■ **WHAT THIS TASK INVOLVES**: Reproduce each record below exactly as written.

■ **DATA LINES**:
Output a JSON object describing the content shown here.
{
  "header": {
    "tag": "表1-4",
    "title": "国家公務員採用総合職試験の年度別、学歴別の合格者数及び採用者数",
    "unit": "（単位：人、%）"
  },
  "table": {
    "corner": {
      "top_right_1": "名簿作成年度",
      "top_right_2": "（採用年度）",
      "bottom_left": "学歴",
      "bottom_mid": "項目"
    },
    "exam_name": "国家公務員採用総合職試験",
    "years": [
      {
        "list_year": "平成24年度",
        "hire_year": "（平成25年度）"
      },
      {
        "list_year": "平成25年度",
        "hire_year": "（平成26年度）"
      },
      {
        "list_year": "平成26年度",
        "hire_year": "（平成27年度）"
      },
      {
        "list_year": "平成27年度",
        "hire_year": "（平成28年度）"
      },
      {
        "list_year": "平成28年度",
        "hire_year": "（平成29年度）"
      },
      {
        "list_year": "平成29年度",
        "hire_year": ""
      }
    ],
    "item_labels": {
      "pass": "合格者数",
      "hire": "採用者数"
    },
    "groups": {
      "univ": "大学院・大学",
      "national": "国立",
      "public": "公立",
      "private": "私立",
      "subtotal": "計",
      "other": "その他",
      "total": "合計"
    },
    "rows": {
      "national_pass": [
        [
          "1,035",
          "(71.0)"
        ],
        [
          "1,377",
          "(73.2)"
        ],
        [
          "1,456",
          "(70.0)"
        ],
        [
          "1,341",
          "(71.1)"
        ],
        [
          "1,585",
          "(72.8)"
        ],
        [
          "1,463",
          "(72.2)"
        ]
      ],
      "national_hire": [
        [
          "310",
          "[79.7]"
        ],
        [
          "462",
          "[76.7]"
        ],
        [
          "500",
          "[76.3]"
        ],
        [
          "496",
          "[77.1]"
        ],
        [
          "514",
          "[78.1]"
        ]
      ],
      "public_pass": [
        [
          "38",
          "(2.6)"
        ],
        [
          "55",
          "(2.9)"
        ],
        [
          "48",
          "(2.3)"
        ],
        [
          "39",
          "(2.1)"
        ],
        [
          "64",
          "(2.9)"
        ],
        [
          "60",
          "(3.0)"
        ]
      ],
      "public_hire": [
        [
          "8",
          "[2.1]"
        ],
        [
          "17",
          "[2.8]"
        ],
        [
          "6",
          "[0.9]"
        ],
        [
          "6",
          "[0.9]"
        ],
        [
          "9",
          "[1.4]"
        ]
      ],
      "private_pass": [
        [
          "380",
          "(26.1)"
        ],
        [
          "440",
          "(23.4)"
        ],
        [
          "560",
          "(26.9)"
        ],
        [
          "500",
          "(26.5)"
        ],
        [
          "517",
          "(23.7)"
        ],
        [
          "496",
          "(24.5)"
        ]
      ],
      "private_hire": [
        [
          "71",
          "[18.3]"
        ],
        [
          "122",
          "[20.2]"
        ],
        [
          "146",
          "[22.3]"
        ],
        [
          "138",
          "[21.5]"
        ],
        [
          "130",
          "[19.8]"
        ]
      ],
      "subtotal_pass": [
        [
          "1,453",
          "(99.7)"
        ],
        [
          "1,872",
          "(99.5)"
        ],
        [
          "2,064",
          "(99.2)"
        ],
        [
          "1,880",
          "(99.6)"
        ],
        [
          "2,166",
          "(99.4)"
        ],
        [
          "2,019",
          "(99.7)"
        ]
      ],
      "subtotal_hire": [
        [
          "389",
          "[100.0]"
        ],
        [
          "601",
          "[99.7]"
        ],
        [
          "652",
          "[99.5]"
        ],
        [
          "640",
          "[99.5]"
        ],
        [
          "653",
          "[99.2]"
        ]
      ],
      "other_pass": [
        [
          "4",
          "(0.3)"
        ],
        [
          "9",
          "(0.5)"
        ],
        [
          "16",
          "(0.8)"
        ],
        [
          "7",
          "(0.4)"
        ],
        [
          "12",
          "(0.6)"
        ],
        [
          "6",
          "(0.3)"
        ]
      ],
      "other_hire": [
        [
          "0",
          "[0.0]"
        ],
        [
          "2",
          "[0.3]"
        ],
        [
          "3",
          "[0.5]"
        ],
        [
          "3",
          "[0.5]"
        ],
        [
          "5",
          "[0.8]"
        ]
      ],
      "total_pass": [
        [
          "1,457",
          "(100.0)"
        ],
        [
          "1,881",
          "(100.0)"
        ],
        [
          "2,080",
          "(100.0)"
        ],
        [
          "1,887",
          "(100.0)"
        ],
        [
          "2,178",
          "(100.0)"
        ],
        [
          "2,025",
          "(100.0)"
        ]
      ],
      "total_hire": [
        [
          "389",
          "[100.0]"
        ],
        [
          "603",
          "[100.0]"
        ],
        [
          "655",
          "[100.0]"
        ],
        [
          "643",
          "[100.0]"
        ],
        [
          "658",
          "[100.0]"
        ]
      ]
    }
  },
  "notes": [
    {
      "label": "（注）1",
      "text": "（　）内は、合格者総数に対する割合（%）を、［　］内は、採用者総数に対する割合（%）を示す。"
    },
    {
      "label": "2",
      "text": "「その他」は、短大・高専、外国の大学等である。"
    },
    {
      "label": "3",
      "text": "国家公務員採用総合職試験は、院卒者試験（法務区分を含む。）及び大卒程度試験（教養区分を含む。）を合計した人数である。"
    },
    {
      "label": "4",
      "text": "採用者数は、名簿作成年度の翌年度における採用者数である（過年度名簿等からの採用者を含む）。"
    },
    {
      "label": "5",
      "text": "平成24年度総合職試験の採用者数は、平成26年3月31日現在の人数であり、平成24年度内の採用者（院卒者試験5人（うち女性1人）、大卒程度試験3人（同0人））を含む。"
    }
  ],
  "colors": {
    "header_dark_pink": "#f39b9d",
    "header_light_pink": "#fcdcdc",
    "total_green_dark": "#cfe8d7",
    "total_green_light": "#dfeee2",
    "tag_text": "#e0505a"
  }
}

■ **ANSWER TO THIS PROBLEM**:
Output a JSON object describing the content shown here.
{
  "header": {
    "tag": "表1-4",
    "title": "国家公務員採用総合職試験の年度別、学歴別の合格者数及び採用者数",
    "unit": "（単位：人、%）"
  },
  "table": {
    "corner": {
      "top_right_1": "名簿作成年度",
      "top_right_2": "（採用年度）",
      "bottom_left": "学歴",
      "bottom_mid": "項目"
    },
    "exam_name": "国家公務員採用総合職試験",
    "years": [
      {
        "list_year": "平成24年度",
        "hire_year": "（平成25年度）"
      },
      {
        "list_year": "平成25年度",
        "hire_year": "（平成26年度）"
      },
      {
        "list_year": "平成26年度",
        "hire_year": "（平成27年度）"
      },
      {
        "list_year": "平成27年度",
        "hire_year": "（平成28年度）"
      },
      {
        "list_year": "平成28年度",
        "hire_year": "（平成29年度）"
      },
      {
        "list_year": "平成29年度",
        "hire_year": ""
      }
    ],
    "item_labels": {
      "pass": "合格者数",
      "hire": "採用者数"
    },
    "groups": {
      "univ": "大学院・大学",
      "national": "国立",
      "public": "公立",
      "private": "私立",
      "subtotal": "計",
      "other": "その他",
      "total": "合計"
    },
    "rows": {
      "national_pass": [
        [
          "1,035",
          "(71.0)"
        ],
        [
          "1,377",
          "(73.2)"
        ],
        [
          "1,456",
          "(70.0)"
        ],
        [
          "1,341",
          "(71.1)"
        ],
        [
          "1,585",
          "(72.8)"
        ],
        [
          "1,463",
          "(72.2)"
        ]
      ],
      "national_hire": [
        [
          "310",
          "[79.7]"
        ],
        [
          "462",
          "[76.7]"
        ],
        [
          "500",
          "[76.3]"
        ],
        [
          "496",
          "[77.1]"
        ],
        [
          "514",
          "[78.1]"
        ]
      ],
      "public_pass": [
        [
          "38",
          "(2.6)"
        ],
        [
          "55",
          "(2.9)"
        ],
        [
          "48",
          "(2.3)"
        ],
        [
          "39",
          "(2.1)"
        ],
        [
          "64",
          "(2.9)"
        ],
        [
          "60",
          "(3.0)"
        ]
      ],
      "public_hire": [
        [
          "8",
          "[2.1]"
        ],
        [
          "17",
          "[2.8]"
        ],
        [
          "6",
          "[0.9]"
        ],
        [
          "6",
          "[0.9]"
        ],
        [
          "9",
          "[1.4]"
        ]
      ],
      "private_pass": [
        [
          "380",
          "(26.1)"
        ],
        [
          "440",
          "(23.4)"
        ],
        [
          "560",
          "(26.9)"
        ],
        [
          "500",
          "(26.5)"
        ],
        [
          "517",
          "(23.7)"
        ],
        [
          "496",
          "(24.5)"
        ]
      ],
      "private_hire": [
        [
          "71",
          "[18.3]"
        ],
        [
          "122",
          "[20.2]"
        ],
        [
          "146",
          "[22.3]"
        ],
        [
          "138",
          "[21.5]"
        ],
        [
          "130",
          "[19.8]"
        ]
      ],
      "subtotal_pass": [
        [
          "1,453",
          "(99.7)"
        ],
        [
          "1,872",
          "(99.5)"
        ],
        [
          "2,064",
          "(99.2)"
        ],
        [
          "1,880",
          "(99.6)"
        ],
        [
          "2,166",
          "(99.4)"
        ],
        [
          "2,019",
          "(99.7)"
        ]
      ],
      "subtotal_hire": [
        [
          "389",
          "[100.0]"
        ],
        [
          "601",
          "[99.7]"
        ],
        [
          "652",
          "[99.5]"
        ],
        [
          "640",
          "[99.5]"
        ],
        [
          "653",
          "[99.2]"
        ]
      ],
      "other_pass": [
        [
          "4",
          "(0.3)"
        ],
        [
          "9",
          "(0.5)"
        ],
        [
          "16",
          "(0.8)"
        ],
        [
          "7",
          "(0.4)"
        ],
        [
          "12",
          "(0.6)"
        ],
        [
          "6",
          "(0.3)"
        ]
      ],
      "other_hire": [
        [
          "0",
          "[0.0]"
        ],
        [
          "2",
          "[0.3]"
        ],
        [
          "3",
          "[0.5]"
        ],
        [
          "3",
          "[0.5]"
        ],
        [
          "5",
          "[0.8]"
        ]
      ],
      "total_pass": [
        [
          "1,457",
          "(100.0)"
        ],
        [
          "1,881",
          "(100.0)"
        ],
        [
          "2,080",
          "(100.0)"
        ],
        [
          "1,887",
          "(100.0)"
        ],
        [
          "2,178",
          "(100.0)"
        ],
        [
          "2,025",
          "(100.0)"
        ]
      ],
      "total_hire": [
        [
          "389",
          "[100.0]"
        ],
        [
          "603",
          "[100.0]"
        ],
        [
          "655",
          "[100.0]"
        ],
        [
          "643",
          "[100.0]"
        ],
        [
          "658",
          "[100.0]"
        ]
      ]
    }
  },
  "notes": [
    {
      "label": "（注）1",
      "text": "（　）内は、合格者総数に対する割合（%）を、［　］内は、採用者総数に対する割合（%）を示す。"
    },
    {
      "label": "2",
      "text": "「その他」は、短大・高専、外国の大学等である。"
    },
    {
      "label": "3",
      "text": "国家公務員採用総合職試験は、院卒者試験（法務区分を含む。）及び大卒程度試験（教養区分を含む。）を合計した人数である。"
    },
    {
      "label": "4",
      "text": "採用者数は、名簿作成年度の翌年度における採用者数である（過年度名簿等からの採用者を含む）。"
    },
    {
      "label": "5",
      "text": "平成24年度総合職試験の採用者数は、平成26年3月31日現在の人数であり、平成24年度内の採用者（院卒者試験5人（うち女性1人）、大卒程度試験3人（同0人））を含む。"
    }
  ],
  "colors": {
    "header_dark_pink": "#f39b9d",
    "header_light_pink": "#fcdcdc",
    "total_green_dark": "#cfe8d7",
    "total_green_light": "#dfeee2",
    "tag_text": "#e0505a"
  }
}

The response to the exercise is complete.